[Petunjuk Tugas]
Kutip secara persis dari makalah tentang Ibnu ‘Arabi di bawah seluruh bagian mulai dari "Biografi dan" hingga "Islam bagian Barat.".

[Kutipan Bacaan]
WAHDATUL
WUJUD
Pemikiran Tasawuf Falsafi Ibnu ‘Arabi
MAKALAH
Disusun untuk memenuhi tugas mata
kuliah
Tasawuf Falsafi
Dosen Pengampu :
Dr. Moh. Asror Yusuf, M.Ag.
Disusun oleh:
Ilma Khusnita (9336104 13)
PROGRAM STUDI AKHLAK DAN TASAWUF
JURUSAN USHULUDDIN DAN ILMU
SOSIAL
SEKOLAH TINGGI AGAMA ISLAM NEGERI
(STAIN) KEDIRI
2015
A.
Latar Belakang
Pesatnya perkembangan pemikiran dalam Islam menyebabkan dikenalnya
para tokoh sufi dengan pemikiran-pemikirannya yang cemerlang. Berbagai ajaran
mereka memberikan peranan yang sangat penting dalam sejarah umat Islam serta
berpengaruh kuat dikalangan umat Islam sampai saat ini.
Dengan keluasan pengetahuan agama mereka, keshalihan dan sikap
hidup mereka yang diliputi kezuhudan, membuat para pengagum mereka tertarik
untuk mengikuti dan meneladaninya. Ajaran yang mereka sampaikan menjadi pelita
hati dan penerang jiwa bagi pengikutnya dalam rangka mendekatkan diri mereka
kepada Tuhan. Pengamalan ajaran tasawuf bagi mereka terasa sangat nikmat tiada
tara bandingannya.
Salah satu seorang tokoh sufi yang pemikirannya sangat mengagumkan
yaitu Ibnu ‘Arabi. Agar kita semua bisa lebih tahu tentang Tokoh sufi ini, maka
dalam makalah ini, penulis akan membahas tentang tokoh tersebut beserta
pemikiran wahdatul wujud nya. Dengan rumusan masalah sebagai berikut :
1)
Bagaimana
biografi singkat Ibnu ‘Arobi ?
2)
Apa saja
karya-karya yang telah di hasilkannya ?
3)
Bagaimana
pemikiran Tasawuf Falsafi Ibnu ‘Arabi tentang Wahdatul Wujud ?
B.
Biografi dan
Karya-Karya
Nama
lengkapnya adalah Syaikh Abu Bakar Muhammad Muhyiddin al-Hatimi at-Ta’I
al-Andalusi. Di Andalusia (Barat) dia dikenal dengan nama Ibnu ‘Arabi, tanpa
alif lam (bukan Ibnu al-‘Arabi). Namanya biasa disebut tanpa al untuk
membedakannya dengan Abu Bakar Ibn Al-Arabi, seorang qadhi dari Sevilla yang
wafat tahun 543 H. Di samping, itu dia
biasa juga disebut dengan al-Qutb, al-Gaus, al-Syaih al-Akbar,atau Ibrit al-Ahmar.
Dia lahir pada tanggal 17 Ramadhan tahun 560 H/ 28 Juli 1163 M.[1]
Ibnu ‘Arabi
mempelajari al-Qur’an, Hadis, serta fiqih pada sejumlah murid seorang faqih
Andalusia terkenal, yaitu Ibnu Hazm Azh-Zhahiri. Setelah berusia 30 tahun, ia
mulai berkelana ke berbagai kawasan Andalusia dan kawasan Islam bagian Barat.

[Daftar Baris]
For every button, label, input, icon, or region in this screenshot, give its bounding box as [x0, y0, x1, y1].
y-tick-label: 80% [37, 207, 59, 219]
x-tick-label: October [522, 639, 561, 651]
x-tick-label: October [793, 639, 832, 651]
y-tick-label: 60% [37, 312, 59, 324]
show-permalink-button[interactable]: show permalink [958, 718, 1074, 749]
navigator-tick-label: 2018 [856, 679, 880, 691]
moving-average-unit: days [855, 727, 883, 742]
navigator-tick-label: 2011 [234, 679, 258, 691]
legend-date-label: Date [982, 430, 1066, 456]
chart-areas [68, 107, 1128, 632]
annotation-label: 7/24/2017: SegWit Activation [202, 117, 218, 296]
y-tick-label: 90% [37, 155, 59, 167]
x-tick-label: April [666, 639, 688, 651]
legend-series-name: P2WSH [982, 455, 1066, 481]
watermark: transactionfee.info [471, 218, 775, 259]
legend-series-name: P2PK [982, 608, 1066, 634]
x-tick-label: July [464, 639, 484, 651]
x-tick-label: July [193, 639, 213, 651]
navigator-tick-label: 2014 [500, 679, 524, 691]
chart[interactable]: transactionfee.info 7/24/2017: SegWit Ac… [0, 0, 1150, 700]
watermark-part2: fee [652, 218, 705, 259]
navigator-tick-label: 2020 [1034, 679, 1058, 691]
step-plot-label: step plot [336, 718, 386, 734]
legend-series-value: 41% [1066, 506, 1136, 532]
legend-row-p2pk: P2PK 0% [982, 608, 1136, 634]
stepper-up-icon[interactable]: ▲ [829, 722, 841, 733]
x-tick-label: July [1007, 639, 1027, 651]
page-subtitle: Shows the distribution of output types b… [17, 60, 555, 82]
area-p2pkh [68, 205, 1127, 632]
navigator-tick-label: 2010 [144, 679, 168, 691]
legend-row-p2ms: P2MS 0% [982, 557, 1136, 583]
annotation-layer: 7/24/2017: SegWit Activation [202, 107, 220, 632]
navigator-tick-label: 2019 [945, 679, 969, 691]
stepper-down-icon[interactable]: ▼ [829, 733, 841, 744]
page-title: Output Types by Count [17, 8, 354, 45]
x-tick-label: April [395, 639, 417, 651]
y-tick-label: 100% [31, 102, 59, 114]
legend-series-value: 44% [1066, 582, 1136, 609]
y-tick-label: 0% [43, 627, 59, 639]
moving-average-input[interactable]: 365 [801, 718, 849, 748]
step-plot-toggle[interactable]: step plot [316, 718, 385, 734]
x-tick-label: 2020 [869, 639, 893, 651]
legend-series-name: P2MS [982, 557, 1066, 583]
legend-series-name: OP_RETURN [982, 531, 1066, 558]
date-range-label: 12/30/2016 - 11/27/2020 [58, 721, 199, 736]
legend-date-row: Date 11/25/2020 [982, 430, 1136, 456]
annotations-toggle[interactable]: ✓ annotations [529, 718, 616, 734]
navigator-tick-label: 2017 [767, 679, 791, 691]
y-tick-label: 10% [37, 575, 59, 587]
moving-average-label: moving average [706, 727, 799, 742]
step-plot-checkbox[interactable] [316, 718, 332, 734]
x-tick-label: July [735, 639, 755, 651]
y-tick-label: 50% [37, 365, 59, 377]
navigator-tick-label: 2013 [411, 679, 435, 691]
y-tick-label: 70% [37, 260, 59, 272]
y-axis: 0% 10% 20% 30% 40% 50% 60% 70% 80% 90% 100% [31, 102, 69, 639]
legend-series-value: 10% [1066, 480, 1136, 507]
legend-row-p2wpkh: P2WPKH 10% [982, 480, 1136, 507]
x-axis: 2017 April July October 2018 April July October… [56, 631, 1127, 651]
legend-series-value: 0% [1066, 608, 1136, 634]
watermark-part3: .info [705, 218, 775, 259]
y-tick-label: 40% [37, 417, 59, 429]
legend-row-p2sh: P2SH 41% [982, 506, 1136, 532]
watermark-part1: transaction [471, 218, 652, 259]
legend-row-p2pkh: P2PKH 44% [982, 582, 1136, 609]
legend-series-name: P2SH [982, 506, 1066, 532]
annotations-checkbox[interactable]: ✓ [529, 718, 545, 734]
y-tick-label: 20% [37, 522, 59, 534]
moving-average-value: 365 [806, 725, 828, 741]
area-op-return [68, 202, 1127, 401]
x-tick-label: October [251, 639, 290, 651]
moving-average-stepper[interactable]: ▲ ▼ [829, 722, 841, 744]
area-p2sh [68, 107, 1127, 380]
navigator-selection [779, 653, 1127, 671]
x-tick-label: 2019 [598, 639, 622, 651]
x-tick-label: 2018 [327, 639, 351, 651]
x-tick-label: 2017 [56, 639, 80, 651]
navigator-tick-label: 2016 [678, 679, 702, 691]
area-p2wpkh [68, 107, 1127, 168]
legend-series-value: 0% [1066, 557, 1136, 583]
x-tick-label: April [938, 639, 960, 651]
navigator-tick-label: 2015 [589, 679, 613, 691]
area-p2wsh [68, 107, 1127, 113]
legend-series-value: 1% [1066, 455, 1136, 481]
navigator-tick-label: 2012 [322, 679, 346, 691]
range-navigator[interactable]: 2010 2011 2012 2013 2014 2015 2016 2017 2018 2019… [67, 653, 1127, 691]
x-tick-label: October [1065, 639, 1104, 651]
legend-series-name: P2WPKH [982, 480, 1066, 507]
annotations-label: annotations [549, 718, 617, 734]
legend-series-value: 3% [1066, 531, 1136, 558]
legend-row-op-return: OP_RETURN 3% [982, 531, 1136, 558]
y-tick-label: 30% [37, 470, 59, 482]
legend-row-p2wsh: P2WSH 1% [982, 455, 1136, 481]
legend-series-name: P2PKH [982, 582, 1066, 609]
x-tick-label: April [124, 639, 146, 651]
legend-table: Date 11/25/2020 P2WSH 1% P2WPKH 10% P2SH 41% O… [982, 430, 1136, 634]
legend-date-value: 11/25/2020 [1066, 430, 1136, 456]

[Jawaban]
Biografi dan
Karya-Karya
Nama
lengkapnya adalah Syaikh Abu Bakar Muhammad Muhyiddin al-Hatimi at-Ta’I
al-Andalusi. Di Andalusia (Barat) dia dikenal dengan nama Ibnu ‘Arabi, tanpa
alif lam (bukan Ibnu al-‘Arabi). Namanya biasa disebut tanpa al untuk
membedakannya dengan Abu Bakar Ibn Al-Arabi, seorang qadhi dari Sevilla yang
wafat tahun 543 H. Di samping, itu dia
biasa juga disebut dengan al-Qutb, al-Gaus, al-Syaih al-Akbar,atau Ibrit al-Ahmar.
Dia lahir pada tanggal 17 Ramadhan tahun 560 H/ 28 Juli 1163 M.[1]
Ibnu ‘Arabi
mempelajari al-Qur’an, Hadis, serta fiqih pada sejumlah murid seorang faqih
Andalusia terkenal, yaitu Ibnu Hazm Azh-Zhahiri. Setelah berusia 30 tahun, ia
mulai berkelana ke berbagai kawasan Andalusia dan kawasan Islam bagian Barat.